◆ **Source text**:
-------------------------
This column sees the iceberg, which is better than most economists, blinded as they are by their neo-classical indoctrination, but it only sees the tip.
A few economists understood why the eurozone (aka German neo-mercantilism) would not work: monetary unification without fiscal unification. But hardly any of them have the courage to understand why globalization does not work: market consolidation without monetary and fiscal consolidation. (And perhaps, if the sociologists are right, also without communal or cultural consolidation.)
You thought the Cold War was wild and scary? Compared to the hard realities of global economy, the Cold War was tame.
Posted by: Jan | June 15, 2013 at 12:47 PM
Why bother with capitial expansion that may not pay off for years when you can just borrow at low rates and use stock buybacks to goose the headline numbers instantly. It's a sure thing and doesn't involve any work.
Posted by: fledermaus | June 15, 2013 at 04:24 PM
Blissex's focus on loose monetary policy is really, really weird, if not crankish.
I would be in favor of financial transaction taxes rather than hard money. The UK, the US, Europe and Japan should all do currency devaluations to help boost exports. Currency policy determines the current account balances, not monetary policy. Loose monetary policy would help lower the currencey: See Japan.
The Chinese are giving the US cheap loans. We should employ those loans for rebuilding infrastructure and stimulative fiscal policy but conservatives are blocking that. Instead they're forcing fiscal austerity.
I would add a couple things to the grand narrative. Dean Baker has pointed out Asian countries built up their reserves in part because they wanted to make sure that they would never have to go to the IMF for help. (See Greece.)
Also, before the crisis the financial system turned mortgage-backed assets and repo agreements into safe assets which earned more than government bonds. This helped blow the housing bubble. When it turned out these safe assets weren't that safe, it caused a run on the shadow banking system which wasn't insured by the government (except via ad hoc bailouts).
-------------------------
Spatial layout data
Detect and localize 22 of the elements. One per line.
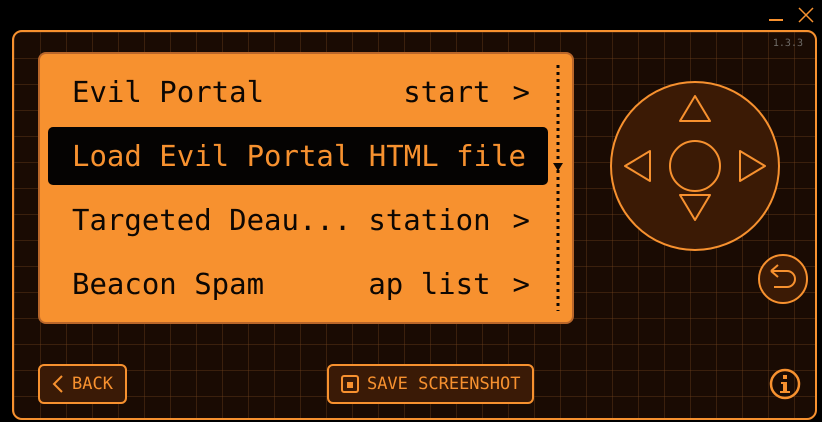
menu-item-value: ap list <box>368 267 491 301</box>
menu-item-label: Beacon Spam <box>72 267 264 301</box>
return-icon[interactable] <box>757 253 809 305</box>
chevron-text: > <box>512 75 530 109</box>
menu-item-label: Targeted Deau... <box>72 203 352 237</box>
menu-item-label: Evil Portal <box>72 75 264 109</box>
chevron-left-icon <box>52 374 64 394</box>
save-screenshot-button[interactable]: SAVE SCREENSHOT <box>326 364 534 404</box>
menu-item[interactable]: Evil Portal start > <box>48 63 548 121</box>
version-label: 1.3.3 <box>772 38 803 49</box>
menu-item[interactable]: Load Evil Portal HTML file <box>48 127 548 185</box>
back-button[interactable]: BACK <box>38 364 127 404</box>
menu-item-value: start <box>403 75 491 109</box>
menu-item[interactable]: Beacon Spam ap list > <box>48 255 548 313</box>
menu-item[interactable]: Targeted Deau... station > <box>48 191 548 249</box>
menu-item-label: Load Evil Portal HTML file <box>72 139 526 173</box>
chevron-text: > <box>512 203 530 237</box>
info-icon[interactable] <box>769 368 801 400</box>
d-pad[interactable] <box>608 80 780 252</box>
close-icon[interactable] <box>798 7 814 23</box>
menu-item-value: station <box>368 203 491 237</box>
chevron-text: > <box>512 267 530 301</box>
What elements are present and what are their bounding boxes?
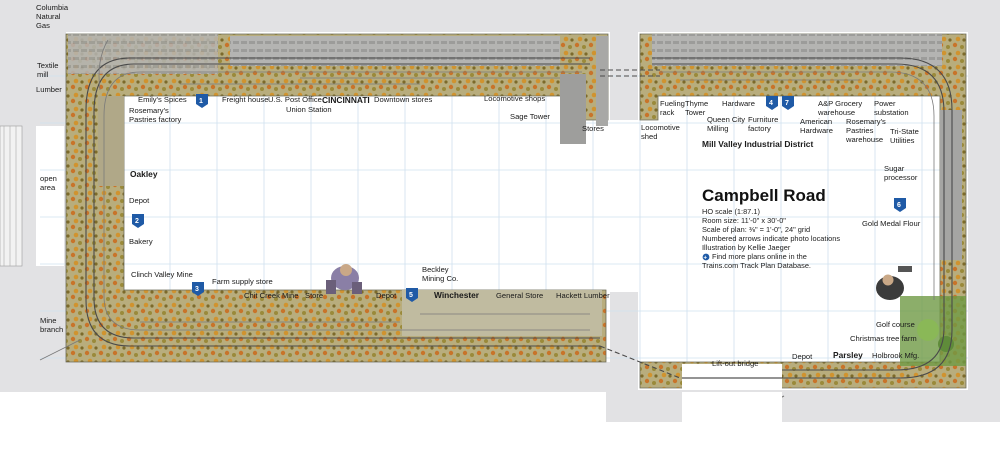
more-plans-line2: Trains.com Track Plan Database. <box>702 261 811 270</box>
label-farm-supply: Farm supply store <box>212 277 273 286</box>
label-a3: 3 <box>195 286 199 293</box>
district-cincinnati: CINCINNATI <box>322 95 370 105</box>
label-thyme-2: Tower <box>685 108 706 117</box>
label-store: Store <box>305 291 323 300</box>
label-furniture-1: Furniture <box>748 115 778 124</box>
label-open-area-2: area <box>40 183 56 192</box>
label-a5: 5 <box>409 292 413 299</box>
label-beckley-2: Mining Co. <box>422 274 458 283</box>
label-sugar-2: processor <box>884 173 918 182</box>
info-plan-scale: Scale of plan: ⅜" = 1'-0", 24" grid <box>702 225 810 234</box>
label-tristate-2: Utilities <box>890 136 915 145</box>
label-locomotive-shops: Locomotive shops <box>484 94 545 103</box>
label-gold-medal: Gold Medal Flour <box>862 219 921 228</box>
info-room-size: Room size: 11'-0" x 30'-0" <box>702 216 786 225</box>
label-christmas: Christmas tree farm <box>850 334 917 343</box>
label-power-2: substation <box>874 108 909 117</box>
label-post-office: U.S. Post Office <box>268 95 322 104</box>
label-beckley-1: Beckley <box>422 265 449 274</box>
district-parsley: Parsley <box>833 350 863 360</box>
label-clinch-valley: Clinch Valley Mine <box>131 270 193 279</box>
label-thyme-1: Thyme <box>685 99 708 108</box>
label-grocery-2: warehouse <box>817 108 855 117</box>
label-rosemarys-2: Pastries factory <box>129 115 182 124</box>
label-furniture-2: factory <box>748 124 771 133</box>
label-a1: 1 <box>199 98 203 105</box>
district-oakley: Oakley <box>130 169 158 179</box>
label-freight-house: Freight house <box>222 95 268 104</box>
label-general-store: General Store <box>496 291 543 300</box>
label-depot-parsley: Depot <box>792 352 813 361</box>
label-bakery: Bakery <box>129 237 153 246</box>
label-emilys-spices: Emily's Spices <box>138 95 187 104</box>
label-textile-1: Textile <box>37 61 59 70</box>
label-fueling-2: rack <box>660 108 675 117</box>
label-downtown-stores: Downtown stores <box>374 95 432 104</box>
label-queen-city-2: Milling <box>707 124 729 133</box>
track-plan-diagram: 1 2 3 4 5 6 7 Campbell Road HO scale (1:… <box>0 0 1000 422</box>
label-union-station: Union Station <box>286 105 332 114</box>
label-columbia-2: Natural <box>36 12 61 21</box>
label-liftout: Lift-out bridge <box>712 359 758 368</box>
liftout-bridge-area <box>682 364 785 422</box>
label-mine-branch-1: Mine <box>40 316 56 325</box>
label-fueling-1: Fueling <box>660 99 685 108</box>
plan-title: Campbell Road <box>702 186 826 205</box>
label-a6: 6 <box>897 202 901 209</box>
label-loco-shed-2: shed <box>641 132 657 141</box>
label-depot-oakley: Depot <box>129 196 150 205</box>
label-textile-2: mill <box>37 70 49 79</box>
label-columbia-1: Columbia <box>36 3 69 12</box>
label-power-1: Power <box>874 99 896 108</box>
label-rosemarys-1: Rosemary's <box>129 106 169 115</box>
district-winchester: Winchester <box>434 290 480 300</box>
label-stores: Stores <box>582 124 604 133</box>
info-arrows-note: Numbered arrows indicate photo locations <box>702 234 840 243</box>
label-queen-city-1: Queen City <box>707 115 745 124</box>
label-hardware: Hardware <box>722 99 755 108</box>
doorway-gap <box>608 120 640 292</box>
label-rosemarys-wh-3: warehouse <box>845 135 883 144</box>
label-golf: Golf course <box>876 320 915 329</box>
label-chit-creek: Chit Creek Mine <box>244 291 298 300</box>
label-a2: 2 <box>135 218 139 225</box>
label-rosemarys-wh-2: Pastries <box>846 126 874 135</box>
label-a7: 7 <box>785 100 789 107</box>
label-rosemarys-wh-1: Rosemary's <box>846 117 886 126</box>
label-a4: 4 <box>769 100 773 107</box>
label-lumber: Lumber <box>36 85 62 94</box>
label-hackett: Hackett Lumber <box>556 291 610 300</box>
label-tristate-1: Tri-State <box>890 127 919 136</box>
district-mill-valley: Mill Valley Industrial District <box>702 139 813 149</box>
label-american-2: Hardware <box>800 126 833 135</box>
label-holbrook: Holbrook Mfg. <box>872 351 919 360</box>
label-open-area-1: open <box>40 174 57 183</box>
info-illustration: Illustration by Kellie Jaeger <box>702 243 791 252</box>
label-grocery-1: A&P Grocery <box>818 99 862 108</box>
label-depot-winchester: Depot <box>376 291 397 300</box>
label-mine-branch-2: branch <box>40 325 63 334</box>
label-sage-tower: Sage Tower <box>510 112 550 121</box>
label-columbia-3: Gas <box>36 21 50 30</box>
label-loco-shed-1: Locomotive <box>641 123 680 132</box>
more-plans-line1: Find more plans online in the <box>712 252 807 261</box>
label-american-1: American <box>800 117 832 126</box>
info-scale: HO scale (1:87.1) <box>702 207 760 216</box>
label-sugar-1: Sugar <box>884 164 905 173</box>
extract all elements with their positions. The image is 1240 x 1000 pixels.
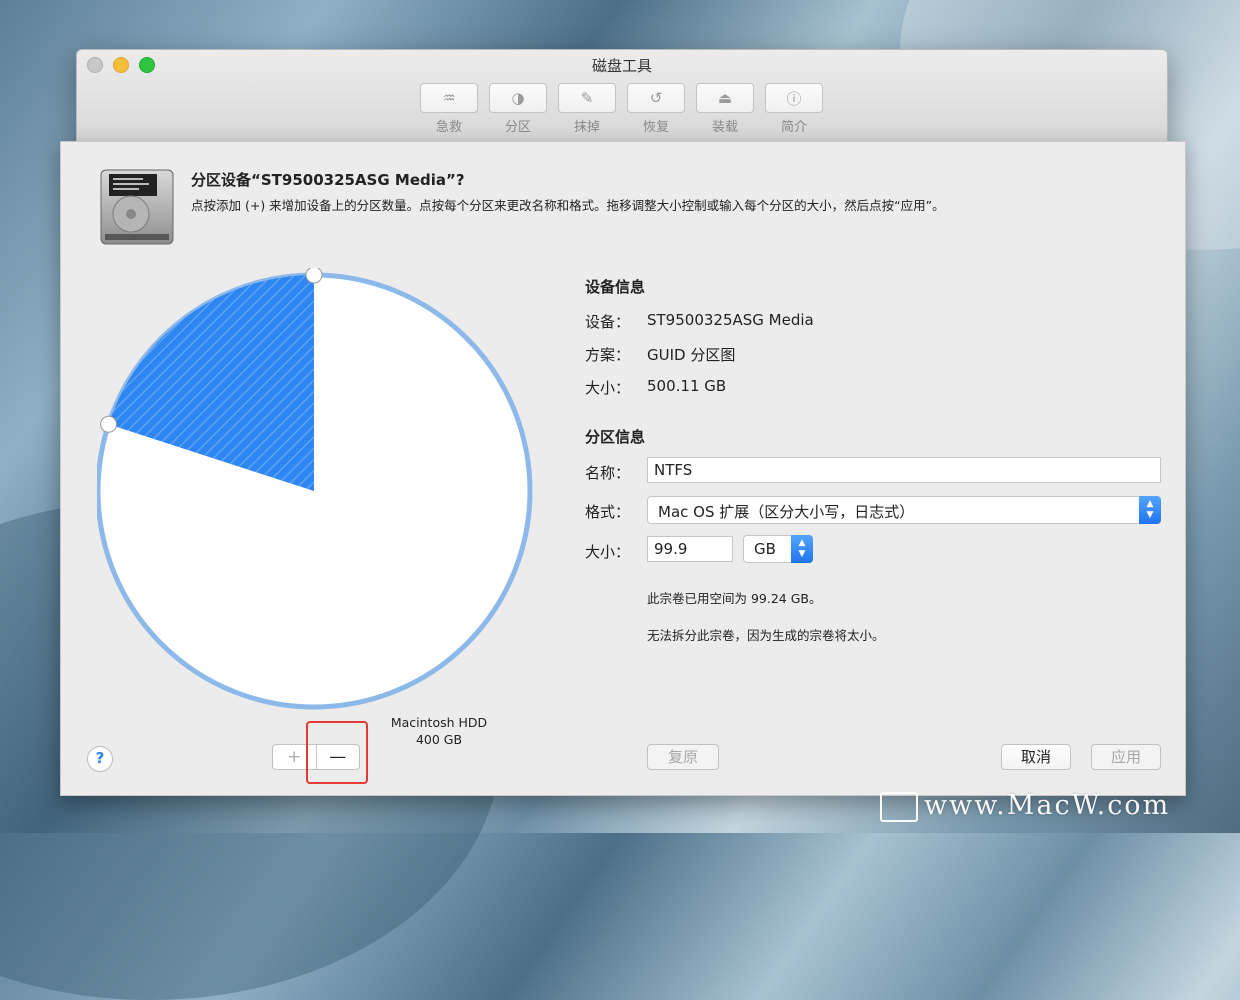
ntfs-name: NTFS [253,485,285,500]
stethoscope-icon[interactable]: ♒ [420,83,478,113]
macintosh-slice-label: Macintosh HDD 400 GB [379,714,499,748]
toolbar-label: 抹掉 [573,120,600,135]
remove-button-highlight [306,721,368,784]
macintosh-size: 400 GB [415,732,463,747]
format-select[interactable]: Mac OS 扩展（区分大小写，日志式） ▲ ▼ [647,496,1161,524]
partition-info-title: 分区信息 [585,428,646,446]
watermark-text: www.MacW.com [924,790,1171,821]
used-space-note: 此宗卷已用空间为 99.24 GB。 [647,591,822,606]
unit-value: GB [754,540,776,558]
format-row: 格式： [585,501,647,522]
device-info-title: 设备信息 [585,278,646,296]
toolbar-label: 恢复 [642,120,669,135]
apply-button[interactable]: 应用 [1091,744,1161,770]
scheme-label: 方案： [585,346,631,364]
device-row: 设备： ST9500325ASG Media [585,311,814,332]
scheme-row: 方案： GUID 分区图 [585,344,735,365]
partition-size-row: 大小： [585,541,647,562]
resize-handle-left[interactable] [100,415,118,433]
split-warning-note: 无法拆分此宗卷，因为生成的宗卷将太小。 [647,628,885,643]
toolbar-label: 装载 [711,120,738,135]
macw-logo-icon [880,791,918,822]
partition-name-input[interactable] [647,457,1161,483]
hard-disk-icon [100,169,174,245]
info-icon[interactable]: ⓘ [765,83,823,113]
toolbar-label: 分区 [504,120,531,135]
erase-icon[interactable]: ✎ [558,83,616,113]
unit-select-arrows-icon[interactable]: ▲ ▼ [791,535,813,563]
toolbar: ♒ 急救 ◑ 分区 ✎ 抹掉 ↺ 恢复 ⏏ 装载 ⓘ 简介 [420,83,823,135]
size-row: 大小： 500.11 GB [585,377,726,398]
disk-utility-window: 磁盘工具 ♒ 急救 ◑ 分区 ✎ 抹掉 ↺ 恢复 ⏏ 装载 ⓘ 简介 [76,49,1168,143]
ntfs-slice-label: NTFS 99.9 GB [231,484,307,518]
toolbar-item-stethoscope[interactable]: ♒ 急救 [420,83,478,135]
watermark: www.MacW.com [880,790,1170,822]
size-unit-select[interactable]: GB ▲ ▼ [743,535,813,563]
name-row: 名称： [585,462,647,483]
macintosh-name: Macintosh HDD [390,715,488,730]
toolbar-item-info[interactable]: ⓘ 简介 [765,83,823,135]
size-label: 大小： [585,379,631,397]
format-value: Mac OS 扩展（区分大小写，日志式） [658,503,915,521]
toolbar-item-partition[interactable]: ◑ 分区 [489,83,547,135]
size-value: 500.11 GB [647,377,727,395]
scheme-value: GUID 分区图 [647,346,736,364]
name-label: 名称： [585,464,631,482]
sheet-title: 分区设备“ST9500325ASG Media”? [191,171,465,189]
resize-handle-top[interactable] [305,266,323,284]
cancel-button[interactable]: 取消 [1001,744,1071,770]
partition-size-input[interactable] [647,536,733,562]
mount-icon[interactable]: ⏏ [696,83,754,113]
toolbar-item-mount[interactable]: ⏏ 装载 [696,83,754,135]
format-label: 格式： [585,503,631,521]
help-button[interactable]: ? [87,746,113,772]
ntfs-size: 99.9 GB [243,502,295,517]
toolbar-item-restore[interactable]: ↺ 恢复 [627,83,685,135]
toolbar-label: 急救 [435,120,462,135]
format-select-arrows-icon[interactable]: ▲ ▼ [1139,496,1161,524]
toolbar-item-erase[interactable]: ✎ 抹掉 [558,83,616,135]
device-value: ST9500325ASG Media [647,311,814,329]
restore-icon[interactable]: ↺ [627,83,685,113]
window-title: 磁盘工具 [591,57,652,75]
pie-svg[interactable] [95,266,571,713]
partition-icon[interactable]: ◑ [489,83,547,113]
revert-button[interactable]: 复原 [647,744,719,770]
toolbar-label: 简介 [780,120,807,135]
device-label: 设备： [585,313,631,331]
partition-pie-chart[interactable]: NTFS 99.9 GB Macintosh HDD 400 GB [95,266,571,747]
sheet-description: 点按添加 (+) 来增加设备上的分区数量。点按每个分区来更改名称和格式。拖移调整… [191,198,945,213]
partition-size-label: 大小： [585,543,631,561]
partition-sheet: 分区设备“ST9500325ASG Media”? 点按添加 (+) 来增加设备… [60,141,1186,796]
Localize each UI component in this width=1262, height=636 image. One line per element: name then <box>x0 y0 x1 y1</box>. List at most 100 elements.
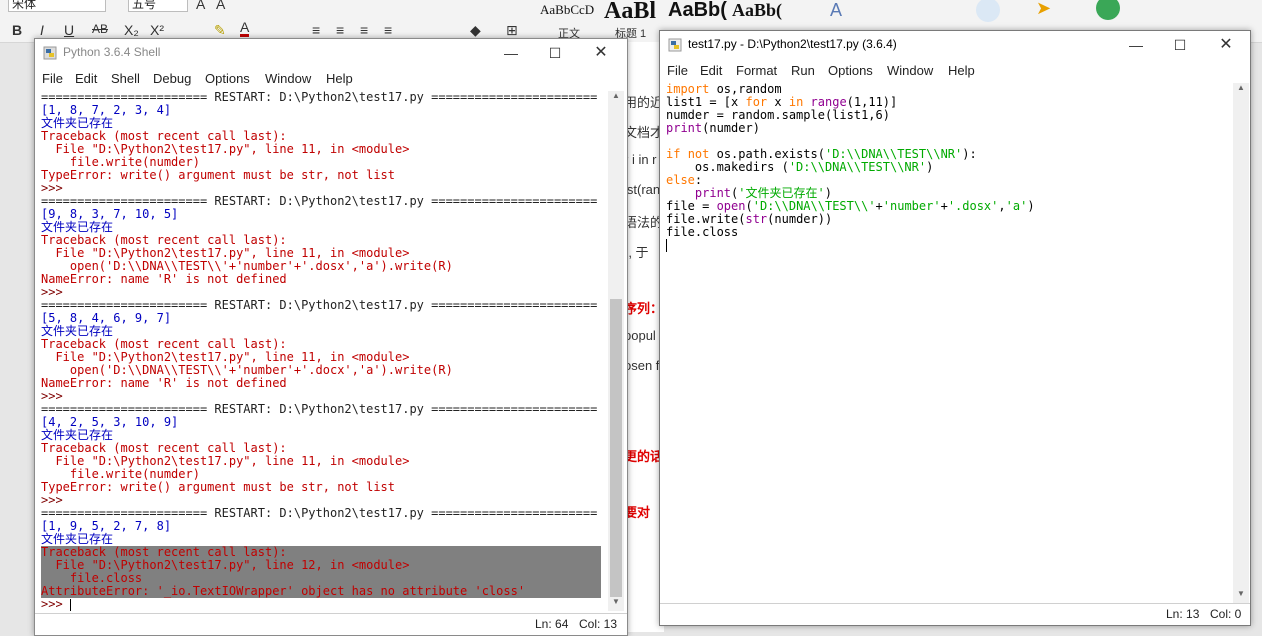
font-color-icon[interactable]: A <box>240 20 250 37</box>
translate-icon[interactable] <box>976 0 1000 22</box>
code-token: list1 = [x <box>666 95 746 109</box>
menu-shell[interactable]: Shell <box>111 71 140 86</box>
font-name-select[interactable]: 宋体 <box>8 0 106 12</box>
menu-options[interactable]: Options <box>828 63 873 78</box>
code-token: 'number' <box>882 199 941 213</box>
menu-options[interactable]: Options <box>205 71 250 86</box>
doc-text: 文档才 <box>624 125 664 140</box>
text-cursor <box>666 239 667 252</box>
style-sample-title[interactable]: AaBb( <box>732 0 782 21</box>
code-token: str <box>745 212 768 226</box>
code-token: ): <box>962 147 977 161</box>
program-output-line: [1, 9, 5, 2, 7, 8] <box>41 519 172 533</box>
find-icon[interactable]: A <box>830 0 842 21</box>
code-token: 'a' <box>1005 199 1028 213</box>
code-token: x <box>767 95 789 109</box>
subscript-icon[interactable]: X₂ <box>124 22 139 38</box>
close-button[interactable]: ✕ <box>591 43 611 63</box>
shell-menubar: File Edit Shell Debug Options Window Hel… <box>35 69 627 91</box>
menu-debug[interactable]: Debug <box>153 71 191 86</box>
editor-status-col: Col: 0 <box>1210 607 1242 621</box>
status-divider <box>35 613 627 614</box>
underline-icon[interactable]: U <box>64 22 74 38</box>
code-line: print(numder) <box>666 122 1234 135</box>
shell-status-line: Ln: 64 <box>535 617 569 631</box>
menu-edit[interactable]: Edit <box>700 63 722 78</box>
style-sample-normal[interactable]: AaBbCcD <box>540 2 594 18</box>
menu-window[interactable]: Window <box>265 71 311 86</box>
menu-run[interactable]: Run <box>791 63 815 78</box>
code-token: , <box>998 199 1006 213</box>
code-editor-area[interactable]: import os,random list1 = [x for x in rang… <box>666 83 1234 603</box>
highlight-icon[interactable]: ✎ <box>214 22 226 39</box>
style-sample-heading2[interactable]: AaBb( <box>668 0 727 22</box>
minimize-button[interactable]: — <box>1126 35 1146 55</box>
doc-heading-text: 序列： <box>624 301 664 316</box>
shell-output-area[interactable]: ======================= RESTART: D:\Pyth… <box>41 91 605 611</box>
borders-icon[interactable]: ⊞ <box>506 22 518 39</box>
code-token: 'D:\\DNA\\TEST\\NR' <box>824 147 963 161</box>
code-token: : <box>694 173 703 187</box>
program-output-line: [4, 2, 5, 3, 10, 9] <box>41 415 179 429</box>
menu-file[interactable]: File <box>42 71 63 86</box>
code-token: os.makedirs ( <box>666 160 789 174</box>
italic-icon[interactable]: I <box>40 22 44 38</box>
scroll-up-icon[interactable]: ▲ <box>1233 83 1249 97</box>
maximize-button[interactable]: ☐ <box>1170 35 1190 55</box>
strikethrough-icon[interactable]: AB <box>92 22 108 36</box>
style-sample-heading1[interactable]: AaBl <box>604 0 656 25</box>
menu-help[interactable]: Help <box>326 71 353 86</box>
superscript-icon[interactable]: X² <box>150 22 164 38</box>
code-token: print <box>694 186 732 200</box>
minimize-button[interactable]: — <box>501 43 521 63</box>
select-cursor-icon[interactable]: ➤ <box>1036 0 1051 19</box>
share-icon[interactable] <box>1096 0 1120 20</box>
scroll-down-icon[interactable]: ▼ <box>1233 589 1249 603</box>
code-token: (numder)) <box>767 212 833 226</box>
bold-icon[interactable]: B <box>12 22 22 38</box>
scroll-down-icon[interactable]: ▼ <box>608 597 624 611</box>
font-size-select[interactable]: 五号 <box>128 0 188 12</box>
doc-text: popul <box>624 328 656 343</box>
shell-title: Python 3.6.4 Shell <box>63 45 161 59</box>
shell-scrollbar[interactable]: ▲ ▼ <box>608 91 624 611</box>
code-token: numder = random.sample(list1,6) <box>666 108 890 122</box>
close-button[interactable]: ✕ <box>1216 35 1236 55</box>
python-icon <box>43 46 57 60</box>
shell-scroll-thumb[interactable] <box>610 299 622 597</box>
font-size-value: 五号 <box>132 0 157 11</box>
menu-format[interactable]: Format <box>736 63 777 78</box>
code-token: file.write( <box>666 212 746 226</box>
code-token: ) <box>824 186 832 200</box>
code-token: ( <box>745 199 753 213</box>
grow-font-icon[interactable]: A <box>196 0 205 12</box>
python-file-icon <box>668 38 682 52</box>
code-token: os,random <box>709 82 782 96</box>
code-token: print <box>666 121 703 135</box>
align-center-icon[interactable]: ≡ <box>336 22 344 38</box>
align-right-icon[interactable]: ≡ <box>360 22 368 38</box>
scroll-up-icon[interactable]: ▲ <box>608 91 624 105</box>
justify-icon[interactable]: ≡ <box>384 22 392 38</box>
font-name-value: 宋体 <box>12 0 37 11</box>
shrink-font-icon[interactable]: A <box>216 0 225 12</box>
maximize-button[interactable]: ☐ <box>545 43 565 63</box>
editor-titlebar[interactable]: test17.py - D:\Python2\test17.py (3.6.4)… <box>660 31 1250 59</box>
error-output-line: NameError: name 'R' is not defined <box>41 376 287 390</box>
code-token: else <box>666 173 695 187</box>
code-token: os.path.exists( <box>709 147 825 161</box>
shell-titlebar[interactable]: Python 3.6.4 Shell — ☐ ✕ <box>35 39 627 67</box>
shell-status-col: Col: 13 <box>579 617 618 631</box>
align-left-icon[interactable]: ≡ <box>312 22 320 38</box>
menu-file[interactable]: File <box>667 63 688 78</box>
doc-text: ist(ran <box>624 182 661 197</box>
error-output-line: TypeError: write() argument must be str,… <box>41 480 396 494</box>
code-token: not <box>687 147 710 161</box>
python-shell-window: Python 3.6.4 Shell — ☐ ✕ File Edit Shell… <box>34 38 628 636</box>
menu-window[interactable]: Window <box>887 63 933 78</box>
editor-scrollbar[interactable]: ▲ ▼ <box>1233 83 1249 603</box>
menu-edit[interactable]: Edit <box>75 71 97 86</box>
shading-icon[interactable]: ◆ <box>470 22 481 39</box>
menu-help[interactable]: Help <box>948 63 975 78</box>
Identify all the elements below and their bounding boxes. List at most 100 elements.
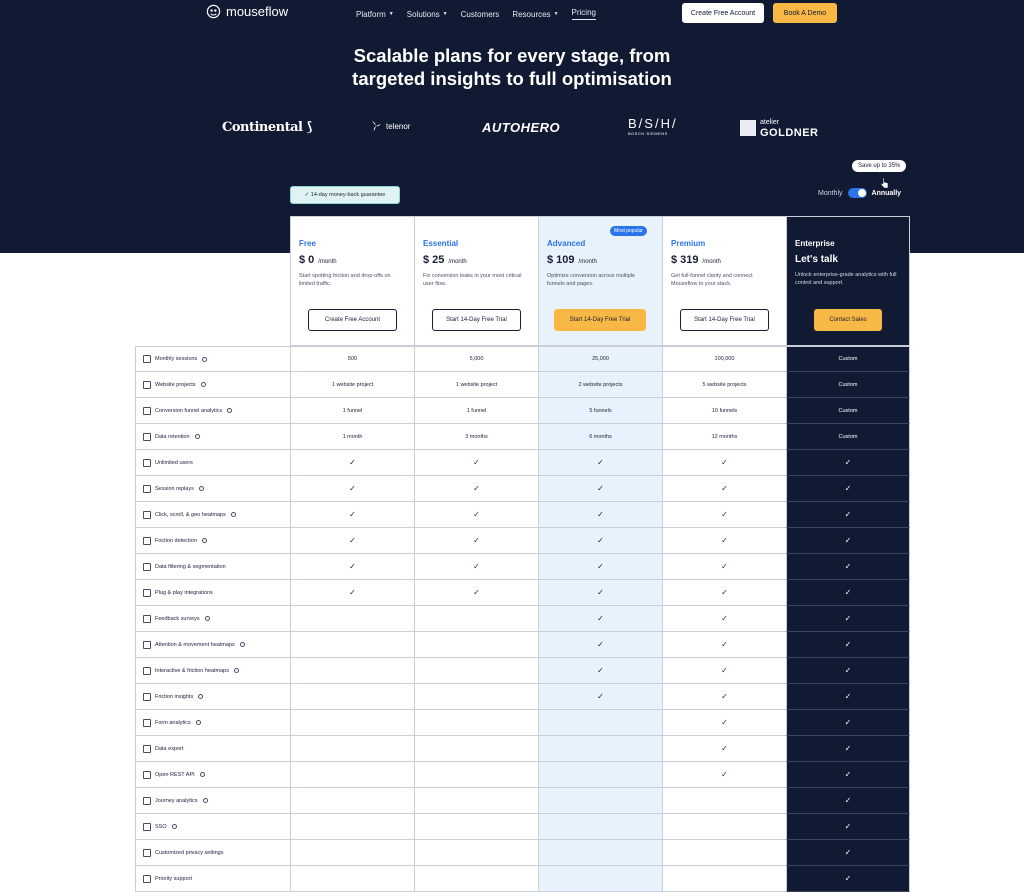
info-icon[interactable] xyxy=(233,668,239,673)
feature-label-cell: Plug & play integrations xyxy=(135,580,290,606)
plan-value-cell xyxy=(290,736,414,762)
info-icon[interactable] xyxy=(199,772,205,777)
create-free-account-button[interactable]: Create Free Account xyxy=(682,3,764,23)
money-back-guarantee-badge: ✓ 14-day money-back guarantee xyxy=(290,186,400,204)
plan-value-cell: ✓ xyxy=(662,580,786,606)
-------------------------
◆ **What the exercise asks**:
Update the part of the comment thread above that opens with the words containing "Posted by: Jan" and closes with "involve any work.", changing "stock buybacks" to "share repurchases".

◆ **Response to the task**:
Posted by: Jan | June 15, 2013 at 12:47 PM
Why bother with capitial expansion that may not pay off for years when you can just borrow at low rates and use share repurchases to goose the headline numbers instantly. It's a sure thing and doesn't involve any work.